> SOURCE DATA:
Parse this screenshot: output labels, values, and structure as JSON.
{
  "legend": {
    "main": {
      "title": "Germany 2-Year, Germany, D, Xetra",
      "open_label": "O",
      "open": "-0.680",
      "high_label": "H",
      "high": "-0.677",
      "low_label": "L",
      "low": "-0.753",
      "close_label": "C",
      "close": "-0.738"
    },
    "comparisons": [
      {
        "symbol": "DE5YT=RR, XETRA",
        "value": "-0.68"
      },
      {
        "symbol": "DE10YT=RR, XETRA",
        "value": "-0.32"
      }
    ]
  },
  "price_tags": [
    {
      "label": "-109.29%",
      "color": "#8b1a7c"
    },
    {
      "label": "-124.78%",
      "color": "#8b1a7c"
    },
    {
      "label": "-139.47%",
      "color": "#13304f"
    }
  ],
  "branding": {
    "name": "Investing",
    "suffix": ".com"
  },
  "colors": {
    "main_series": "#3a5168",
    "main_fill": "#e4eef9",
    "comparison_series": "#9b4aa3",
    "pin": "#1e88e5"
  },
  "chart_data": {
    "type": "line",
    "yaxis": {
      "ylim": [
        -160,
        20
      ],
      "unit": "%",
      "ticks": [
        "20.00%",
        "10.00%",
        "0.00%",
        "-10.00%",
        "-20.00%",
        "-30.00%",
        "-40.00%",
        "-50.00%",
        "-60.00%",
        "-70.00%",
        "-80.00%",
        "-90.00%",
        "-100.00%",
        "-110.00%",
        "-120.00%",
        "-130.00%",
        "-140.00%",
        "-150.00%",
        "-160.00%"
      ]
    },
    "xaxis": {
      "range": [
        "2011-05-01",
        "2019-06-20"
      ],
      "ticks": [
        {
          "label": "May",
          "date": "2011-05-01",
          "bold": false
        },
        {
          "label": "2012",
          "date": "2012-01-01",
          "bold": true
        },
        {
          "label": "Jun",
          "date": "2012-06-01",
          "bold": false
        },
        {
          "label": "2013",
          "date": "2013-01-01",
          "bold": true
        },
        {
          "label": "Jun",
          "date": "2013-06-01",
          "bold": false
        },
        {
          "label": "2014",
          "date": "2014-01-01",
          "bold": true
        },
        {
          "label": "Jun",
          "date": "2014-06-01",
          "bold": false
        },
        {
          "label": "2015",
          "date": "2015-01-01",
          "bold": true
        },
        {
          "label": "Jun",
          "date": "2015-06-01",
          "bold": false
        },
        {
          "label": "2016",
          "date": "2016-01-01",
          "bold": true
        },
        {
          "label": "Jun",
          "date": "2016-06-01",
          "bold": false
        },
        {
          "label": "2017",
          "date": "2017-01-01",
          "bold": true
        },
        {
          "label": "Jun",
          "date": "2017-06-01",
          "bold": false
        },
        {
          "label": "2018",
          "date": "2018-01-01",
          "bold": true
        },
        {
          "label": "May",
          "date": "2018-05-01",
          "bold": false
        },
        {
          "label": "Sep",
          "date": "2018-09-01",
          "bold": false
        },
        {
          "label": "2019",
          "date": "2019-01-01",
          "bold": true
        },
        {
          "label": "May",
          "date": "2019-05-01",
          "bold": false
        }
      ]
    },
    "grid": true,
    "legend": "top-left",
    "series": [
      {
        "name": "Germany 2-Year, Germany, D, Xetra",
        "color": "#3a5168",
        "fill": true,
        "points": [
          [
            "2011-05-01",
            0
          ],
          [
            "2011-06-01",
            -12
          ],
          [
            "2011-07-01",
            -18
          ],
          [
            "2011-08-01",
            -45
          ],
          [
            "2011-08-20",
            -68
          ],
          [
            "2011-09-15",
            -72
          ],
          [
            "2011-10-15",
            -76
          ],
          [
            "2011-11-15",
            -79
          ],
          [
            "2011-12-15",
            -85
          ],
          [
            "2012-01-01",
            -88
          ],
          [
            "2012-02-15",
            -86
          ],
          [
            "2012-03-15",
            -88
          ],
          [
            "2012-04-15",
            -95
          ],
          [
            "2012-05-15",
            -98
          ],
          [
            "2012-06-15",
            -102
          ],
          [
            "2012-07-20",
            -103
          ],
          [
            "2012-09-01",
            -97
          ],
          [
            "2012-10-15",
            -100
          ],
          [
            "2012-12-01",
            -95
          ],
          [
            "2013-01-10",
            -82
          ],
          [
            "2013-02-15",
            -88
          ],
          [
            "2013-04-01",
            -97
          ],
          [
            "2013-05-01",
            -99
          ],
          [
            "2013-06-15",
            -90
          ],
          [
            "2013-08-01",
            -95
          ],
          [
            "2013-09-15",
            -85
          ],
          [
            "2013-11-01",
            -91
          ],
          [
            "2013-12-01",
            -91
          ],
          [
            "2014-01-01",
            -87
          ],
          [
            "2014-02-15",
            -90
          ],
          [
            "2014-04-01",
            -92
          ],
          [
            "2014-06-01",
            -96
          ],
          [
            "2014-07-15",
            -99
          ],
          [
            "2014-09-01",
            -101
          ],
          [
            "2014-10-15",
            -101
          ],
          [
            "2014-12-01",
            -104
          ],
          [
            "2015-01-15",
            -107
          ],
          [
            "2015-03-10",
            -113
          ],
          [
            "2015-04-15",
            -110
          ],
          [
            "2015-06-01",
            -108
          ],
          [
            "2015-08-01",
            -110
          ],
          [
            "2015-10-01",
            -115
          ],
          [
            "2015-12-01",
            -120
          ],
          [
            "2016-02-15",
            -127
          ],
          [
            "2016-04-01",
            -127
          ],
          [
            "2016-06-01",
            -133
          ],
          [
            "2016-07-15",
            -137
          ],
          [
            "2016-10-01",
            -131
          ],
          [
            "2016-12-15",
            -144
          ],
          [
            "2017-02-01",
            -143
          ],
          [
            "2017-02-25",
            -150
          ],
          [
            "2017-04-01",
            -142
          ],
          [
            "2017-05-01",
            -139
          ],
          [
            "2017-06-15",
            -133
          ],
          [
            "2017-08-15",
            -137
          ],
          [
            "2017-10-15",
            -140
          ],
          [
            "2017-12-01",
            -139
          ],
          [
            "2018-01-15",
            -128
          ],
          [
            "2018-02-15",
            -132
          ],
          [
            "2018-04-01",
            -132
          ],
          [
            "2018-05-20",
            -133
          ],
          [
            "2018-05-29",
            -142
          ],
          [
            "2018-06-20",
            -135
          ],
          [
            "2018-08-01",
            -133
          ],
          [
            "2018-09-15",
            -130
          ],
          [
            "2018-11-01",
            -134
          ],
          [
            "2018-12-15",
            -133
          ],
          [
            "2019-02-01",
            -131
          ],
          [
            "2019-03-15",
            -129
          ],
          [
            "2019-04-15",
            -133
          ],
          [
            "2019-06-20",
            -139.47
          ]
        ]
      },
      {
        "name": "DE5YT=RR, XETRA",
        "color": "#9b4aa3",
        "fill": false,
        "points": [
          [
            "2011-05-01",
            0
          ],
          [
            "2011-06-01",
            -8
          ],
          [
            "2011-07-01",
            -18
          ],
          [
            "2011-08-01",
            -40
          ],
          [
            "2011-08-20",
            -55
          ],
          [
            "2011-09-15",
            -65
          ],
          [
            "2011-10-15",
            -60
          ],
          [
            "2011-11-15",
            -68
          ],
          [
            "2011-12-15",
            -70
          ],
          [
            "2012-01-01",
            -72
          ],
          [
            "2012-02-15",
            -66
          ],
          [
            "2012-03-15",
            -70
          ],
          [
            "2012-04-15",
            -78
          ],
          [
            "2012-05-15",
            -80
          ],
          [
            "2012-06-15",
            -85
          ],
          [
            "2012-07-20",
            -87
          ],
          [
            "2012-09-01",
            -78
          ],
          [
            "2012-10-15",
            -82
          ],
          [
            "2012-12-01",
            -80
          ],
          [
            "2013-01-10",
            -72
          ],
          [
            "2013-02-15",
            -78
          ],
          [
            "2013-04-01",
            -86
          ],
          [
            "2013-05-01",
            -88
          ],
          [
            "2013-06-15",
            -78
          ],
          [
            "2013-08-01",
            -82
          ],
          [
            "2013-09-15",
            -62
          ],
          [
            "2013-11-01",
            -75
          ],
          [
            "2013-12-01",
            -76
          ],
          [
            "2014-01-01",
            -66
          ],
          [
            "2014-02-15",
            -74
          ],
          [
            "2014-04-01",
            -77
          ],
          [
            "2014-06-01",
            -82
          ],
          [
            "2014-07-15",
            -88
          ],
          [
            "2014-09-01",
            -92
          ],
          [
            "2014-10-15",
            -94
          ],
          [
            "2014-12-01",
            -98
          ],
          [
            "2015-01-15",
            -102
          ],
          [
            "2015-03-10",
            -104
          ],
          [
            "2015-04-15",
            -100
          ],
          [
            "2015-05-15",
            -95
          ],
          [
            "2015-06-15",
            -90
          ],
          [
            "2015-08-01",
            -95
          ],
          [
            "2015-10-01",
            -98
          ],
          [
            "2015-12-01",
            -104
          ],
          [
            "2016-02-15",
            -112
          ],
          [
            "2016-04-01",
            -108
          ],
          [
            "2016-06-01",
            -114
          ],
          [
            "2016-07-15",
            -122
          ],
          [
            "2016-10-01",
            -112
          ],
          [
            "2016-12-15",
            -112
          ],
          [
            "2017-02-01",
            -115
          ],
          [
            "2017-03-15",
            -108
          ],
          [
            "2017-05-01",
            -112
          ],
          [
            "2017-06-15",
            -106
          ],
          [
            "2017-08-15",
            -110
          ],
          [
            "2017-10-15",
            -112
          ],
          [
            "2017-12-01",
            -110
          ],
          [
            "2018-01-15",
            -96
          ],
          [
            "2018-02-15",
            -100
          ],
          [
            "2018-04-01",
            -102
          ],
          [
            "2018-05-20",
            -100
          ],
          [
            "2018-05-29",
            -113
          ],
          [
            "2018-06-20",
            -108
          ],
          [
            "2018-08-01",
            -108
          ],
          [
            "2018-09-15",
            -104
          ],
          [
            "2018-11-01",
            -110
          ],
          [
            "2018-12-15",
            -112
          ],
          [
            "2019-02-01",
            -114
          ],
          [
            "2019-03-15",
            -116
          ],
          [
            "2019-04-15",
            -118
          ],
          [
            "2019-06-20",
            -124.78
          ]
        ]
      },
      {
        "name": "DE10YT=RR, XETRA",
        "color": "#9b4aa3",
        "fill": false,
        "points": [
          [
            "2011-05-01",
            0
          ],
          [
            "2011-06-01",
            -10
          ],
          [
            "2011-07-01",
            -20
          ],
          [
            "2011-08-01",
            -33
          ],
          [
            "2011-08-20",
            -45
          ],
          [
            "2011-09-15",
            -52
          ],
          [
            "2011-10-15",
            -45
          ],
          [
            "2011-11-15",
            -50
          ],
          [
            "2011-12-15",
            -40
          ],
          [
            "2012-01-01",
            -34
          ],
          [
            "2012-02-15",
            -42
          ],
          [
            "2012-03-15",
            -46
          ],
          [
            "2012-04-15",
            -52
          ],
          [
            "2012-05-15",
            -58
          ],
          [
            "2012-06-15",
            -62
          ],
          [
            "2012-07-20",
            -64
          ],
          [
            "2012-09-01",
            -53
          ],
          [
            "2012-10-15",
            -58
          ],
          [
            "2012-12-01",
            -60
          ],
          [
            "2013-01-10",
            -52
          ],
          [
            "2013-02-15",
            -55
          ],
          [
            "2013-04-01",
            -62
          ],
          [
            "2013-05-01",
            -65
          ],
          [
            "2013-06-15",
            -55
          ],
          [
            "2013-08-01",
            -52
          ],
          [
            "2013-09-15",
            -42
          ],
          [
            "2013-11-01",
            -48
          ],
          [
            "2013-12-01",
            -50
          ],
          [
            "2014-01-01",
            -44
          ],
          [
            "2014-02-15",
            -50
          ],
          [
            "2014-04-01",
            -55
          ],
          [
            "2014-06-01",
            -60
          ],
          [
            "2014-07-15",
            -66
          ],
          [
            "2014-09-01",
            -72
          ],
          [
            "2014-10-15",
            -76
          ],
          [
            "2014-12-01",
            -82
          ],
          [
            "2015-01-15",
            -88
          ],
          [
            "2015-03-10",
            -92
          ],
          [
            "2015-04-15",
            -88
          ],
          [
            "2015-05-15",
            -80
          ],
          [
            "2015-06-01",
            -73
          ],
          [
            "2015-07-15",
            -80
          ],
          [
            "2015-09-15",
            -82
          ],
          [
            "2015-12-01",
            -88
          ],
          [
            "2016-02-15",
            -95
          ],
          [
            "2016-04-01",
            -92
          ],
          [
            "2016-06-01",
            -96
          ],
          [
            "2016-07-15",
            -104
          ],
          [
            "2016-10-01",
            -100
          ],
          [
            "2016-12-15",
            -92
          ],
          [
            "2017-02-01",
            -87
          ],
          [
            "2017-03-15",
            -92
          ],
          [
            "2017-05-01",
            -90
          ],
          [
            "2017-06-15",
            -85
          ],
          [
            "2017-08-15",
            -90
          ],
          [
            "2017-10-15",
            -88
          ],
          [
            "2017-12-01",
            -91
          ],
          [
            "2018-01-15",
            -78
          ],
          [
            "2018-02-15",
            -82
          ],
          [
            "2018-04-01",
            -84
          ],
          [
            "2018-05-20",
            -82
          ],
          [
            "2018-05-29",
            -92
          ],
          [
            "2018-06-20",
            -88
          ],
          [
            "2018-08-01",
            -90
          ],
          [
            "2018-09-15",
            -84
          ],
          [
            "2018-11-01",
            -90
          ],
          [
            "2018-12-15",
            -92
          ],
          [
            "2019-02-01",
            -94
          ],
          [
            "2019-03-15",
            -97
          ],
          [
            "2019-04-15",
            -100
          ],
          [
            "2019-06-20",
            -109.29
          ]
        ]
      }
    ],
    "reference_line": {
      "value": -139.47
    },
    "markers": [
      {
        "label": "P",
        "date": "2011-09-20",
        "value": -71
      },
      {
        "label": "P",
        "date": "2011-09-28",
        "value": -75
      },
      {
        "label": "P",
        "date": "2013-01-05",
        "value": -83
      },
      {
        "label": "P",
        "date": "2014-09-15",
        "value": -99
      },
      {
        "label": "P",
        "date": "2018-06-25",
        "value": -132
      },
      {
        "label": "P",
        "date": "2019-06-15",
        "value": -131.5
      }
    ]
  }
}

> DO THIS: Go through the material above and count the lines that contain "Germany"; give that number alone.

> COMPLETED TASK: 2